[[ PASSAGE PROVIDED, beginning ]]

Laterality (right, left, or both eyes), growth pattern (endophytic, exophytic, or mixed), and tumor localization were analyzed. Tumor localization was identified as anterior or posterior to the equator, which is the greatest globe diameter. Moreover, posterior to the equator can be divided into macular, juxtapapillar, and none of the above. Tumor size was measured as its maximum diameter.

MRI parameters for tumor characteristics and invasion of the optic nerve, choroid, sclera, and ciliary body were examined. The maximal tumor diameter on transverse post-contrast T1 was calculated and classified as <10 mm, 10-15 mm, and >15 mm. The presence of tumor calcification was defined by dark signal spots on both T1WI and T2WI without enhancement. For quantitative analysis of diffusion-weighted MRI (DWI), the solid components of the retinoblastoma were identified on T2WI and post-contrast T1WI. Regions of interest (ROIs) were manually placed within the solid part of the tumor to avoid bias from necrotic and hemorrhagic elements, and the ADC map values of the solid components of each tumor were measured. The average ADC map values of the three measurements were used for further analysis. In bilateral tumors, the ADC map value of the enucleated eye was used for further analysis.

Diffusion coefficients were measured on the ADC map, consisting of three measurements, with ROI ranging from 0.5 to 0.3 cm, covering the largest possible area in each lesion and averaging between values.

Optic nerve involvement was considered when there was thickening, irregular contour, and abnormal enhancement of the optical nerve or discontinuity of the enhancement of the linear choroid-retinal complex. The optic nerve was divided into prelaminar, laminar, and post-laminar segments by the cribriform plate. MRI findings of post-laminar optic nerve infiltration include focal optic nerve enhancement (Figure 2).

 


Figure 2. Large retinoblastoma with signs of optic nerve infiltration along its intraorbital segment. Axial abs saggital pre- and post-gadolinium injection demonstrated strong enhancement of the optic nerve (left column).

 

The degree of agreement between the findings of the 1.5-T protocol associated with surface coils was analyzed by comparing fundus examination findings and histopathological findings.

Sensitivity, specificity, positive predictive value (PPV), negative predictive value (NPV), and accuracy were estimated for conventional MRI in the detection of the tumor and its extent. All numerical values were expressed as means. First tested using the Kolmogorov-Smirnov test for normality analysis. The intraclass correlation coefficient was used to evaluate the interobserver agreements for ADC values. To examine whether ADC values can provide prognostic information, the difference in ADC values for each prognostic group (tumor size, bilaterality, growth pattern, degree of differentiation, optic nerve invasion, choroidal invasion, scleral invasion, and ciliary body invasion) was analyzed using Students' t-test for two groups. The receiver operating characteristic curve was used to analyze the diagnostic performance of ADC for predicting risk factors. A p-value <0.05 was considered to establish statistically significant differences. All statistical analyses were performed with IBM SPSS for Microsoft Windows version 19.0 (SPSS, Inc., Chicago, IL, USA).

[[ PASSAGE PROVIDED, end ]]

ACTIVITY LIST:
1. According to the retinoblastoma MRI methods passage, which software package was used for all statistical analyses?
2. Resume the retinoblastoma MRI methods passage, picking up right after its final sentence.
The entries that follow have no connection to the retinoblastoma MRI methods passage.

[[ EXTRACTED ENTRIES, beginning ]]

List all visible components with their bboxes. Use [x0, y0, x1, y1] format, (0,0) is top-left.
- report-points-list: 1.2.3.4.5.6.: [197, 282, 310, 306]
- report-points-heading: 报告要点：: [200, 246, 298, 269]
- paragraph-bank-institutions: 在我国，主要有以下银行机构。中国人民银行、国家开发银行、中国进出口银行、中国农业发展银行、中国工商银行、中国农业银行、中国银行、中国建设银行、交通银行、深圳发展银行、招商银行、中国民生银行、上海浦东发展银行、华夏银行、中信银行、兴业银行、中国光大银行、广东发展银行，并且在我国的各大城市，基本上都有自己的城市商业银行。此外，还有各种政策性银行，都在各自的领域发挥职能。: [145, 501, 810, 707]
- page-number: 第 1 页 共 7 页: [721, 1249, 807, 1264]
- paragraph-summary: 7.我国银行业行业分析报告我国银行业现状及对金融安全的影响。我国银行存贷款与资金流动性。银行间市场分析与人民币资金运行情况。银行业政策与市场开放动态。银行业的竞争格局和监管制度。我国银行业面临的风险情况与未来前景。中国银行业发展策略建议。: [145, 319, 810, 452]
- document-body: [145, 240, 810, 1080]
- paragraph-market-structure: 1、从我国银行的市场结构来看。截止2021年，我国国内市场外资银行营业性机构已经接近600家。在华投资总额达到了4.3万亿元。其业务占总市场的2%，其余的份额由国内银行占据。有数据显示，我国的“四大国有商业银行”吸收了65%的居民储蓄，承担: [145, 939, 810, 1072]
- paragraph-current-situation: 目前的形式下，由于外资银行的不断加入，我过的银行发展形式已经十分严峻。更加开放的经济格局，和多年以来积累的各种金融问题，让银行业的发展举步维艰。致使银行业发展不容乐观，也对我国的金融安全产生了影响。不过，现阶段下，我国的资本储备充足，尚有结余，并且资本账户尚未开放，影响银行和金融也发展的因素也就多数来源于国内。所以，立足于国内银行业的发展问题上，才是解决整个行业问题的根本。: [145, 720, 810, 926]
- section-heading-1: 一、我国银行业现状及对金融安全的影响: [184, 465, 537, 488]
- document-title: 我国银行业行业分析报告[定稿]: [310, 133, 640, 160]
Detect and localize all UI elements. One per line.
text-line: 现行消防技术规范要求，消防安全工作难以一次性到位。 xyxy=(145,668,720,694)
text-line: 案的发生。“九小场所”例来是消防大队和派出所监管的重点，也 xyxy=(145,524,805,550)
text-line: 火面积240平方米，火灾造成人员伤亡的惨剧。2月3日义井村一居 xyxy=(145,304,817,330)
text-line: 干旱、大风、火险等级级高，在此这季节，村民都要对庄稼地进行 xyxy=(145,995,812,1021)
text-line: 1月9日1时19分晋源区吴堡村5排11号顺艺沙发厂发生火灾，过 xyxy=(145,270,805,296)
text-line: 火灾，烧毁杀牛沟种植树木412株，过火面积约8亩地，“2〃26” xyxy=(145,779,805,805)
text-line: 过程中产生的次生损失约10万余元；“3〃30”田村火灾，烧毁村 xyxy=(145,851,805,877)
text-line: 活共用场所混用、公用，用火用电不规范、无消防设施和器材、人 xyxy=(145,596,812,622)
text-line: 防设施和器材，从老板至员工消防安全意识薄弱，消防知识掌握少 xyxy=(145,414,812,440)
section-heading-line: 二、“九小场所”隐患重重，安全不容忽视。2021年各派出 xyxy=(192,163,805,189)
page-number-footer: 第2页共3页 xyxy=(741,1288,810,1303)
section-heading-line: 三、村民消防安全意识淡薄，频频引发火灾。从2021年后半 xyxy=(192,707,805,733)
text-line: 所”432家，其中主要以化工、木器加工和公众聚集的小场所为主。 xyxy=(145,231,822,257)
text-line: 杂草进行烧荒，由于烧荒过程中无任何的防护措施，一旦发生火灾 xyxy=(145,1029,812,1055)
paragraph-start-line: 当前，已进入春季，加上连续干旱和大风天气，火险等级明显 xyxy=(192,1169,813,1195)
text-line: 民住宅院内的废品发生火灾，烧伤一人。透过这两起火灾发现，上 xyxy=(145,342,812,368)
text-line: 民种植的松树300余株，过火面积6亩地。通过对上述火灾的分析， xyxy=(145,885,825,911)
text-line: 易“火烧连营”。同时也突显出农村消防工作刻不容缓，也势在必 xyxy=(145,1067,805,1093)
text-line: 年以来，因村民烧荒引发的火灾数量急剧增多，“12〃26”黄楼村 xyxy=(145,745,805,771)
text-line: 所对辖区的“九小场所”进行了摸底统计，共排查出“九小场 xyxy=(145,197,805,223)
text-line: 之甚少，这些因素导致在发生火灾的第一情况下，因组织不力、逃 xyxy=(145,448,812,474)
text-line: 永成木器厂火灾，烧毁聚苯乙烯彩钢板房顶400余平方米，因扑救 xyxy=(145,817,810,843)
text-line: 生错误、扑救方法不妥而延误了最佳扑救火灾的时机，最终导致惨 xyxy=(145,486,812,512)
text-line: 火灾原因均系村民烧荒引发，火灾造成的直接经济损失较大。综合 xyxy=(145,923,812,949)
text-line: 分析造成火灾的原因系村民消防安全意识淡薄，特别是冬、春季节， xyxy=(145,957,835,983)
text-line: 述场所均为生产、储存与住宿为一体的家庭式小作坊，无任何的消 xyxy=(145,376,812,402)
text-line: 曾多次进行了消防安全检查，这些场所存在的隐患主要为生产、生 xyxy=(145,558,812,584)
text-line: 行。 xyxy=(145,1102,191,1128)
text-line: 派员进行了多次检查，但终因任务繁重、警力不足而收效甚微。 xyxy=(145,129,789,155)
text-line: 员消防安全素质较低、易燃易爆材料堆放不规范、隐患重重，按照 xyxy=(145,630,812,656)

[[ EXTRACTED ENTRIES, end ]]

RESULTS IN ORDER:
1. IBM SPSS for Microsoft Windows version 19.0 (SPSS, Inc., Chicago, IL, USA).

2.
To analyze the difference in ADC values between the two major histopathological prognostic groups (undifferentiated versus differentiated), Student's t-test was used for two groups. A p-value of 0.05 was considered to establish statistical significance. All statistical analyses were performed using IBM SPSS for Microsoft Windows version 19.0. Our institutional review board approved this retrospective study and waived the need for informed consent.

RESULTS

In this study, we evaluated 13 children, 7 boys and 6 girls. Among all patients, 8 underwent eye enucleation and were included in our analysis. The others were treated with photocoagulation, embolization, radiotherapy, and chemotherapy and were excluded because they lack histopathological results (Table 1).

 

 

MRI demonstrated a 100% accuracy in retinoblastoma diagnosis. Moreover, some subcentimeter lesions (<0.5 cm) were found only in the sequence balance in our protocol (Figure 3).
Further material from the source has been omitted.